WHAT IS EXPECTED
Extract every line where the string "Sjostrand" appears.

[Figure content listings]
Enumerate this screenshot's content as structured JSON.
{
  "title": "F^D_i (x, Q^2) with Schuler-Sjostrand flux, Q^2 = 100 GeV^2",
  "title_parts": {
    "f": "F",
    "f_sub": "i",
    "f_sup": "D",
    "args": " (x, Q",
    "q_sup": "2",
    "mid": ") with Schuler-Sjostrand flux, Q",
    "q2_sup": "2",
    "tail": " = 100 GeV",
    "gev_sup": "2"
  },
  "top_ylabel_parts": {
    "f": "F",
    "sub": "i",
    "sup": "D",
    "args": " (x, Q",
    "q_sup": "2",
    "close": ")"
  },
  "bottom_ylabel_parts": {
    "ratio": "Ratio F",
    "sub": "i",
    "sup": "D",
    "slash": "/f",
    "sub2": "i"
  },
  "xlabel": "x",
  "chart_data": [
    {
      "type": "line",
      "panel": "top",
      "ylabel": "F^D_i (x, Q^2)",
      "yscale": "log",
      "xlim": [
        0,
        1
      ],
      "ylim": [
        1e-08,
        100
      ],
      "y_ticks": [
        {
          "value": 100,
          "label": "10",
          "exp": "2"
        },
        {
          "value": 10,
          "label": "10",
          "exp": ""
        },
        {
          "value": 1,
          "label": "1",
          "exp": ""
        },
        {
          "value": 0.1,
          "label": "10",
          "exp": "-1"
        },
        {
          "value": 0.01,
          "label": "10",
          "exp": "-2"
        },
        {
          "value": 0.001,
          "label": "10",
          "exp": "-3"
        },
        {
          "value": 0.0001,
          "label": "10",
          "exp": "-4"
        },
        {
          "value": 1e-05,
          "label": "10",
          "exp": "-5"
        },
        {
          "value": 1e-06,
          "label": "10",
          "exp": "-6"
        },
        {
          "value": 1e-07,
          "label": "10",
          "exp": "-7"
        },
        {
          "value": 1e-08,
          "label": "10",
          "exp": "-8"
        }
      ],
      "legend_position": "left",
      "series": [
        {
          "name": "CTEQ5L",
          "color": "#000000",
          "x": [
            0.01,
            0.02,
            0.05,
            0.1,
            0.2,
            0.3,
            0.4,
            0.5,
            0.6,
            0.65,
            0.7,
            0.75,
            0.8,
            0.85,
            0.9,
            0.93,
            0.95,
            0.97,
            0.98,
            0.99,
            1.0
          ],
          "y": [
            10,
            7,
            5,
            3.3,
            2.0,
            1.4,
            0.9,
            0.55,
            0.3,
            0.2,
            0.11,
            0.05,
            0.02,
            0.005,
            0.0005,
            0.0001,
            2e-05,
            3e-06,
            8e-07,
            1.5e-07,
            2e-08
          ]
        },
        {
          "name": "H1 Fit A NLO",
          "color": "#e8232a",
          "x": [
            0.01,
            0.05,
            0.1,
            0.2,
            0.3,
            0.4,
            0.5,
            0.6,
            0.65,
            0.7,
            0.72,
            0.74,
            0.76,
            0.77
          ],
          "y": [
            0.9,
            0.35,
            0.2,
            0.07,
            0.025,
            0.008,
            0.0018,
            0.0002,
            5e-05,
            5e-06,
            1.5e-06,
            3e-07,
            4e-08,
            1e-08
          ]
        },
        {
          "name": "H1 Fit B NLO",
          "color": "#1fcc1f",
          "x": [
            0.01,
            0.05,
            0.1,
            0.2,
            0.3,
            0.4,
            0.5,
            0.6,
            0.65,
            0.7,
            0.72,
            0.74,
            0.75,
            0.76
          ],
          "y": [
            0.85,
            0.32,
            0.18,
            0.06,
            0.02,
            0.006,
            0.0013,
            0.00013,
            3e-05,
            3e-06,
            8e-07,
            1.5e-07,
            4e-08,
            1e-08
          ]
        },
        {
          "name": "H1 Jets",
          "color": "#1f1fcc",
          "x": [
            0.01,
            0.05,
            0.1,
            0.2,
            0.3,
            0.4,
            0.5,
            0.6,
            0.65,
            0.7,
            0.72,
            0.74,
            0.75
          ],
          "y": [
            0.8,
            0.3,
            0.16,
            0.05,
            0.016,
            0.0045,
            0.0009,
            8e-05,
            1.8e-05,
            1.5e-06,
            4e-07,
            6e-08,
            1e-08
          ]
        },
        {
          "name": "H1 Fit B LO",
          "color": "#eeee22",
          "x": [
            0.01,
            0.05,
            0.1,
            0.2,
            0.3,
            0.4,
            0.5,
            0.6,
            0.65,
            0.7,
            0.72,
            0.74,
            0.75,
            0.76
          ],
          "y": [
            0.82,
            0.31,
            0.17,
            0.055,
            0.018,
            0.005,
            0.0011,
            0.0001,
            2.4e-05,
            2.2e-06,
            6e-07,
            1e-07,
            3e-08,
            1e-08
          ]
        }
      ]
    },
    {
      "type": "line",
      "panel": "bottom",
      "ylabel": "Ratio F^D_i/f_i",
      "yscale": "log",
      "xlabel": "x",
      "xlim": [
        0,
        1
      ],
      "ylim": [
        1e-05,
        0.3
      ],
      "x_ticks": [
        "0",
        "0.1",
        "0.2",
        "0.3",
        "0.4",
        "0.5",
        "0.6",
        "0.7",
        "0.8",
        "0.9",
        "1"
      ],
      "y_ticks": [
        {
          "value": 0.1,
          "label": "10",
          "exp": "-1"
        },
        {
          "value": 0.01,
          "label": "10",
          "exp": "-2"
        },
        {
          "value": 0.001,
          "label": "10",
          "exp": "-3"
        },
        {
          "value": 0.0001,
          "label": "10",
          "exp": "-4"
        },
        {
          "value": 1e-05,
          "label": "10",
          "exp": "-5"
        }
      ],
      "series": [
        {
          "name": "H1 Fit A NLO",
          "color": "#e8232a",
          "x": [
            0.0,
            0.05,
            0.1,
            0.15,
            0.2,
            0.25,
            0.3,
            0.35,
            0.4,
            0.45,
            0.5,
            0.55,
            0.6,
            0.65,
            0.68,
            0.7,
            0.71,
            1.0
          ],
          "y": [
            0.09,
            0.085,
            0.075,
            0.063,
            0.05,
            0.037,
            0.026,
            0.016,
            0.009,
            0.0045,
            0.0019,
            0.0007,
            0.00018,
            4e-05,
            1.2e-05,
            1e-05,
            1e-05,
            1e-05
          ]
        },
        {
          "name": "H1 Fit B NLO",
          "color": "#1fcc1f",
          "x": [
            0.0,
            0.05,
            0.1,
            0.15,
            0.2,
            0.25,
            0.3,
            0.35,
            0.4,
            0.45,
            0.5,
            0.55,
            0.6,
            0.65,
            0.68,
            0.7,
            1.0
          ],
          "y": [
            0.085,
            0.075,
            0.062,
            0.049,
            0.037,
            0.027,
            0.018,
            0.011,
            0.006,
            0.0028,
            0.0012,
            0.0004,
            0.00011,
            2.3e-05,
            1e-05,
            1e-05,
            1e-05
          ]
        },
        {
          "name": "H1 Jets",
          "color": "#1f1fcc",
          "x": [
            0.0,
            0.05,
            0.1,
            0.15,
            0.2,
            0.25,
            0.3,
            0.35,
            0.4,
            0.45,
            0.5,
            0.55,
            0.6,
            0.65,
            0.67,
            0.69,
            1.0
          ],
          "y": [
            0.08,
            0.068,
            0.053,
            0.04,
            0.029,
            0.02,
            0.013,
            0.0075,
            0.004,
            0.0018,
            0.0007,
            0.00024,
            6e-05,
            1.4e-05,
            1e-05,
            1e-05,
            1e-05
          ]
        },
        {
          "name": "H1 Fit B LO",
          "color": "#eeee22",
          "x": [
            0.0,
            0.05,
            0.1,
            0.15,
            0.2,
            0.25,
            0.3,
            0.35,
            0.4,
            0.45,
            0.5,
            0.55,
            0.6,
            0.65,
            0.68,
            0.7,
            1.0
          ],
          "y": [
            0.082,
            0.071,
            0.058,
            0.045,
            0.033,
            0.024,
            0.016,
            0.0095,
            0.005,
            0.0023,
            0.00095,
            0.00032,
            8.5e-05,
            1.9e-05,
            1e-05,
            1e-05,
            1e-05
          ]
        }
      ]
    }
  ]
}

SOLUTION TO THE EXERCISE
  "title": "F^D_i (x, Q^2) with Schuler-Sjostrand flux, Q^2 = 100 GeV^2",
    "mid": ") with Schuler-Sjostrand flux, Q",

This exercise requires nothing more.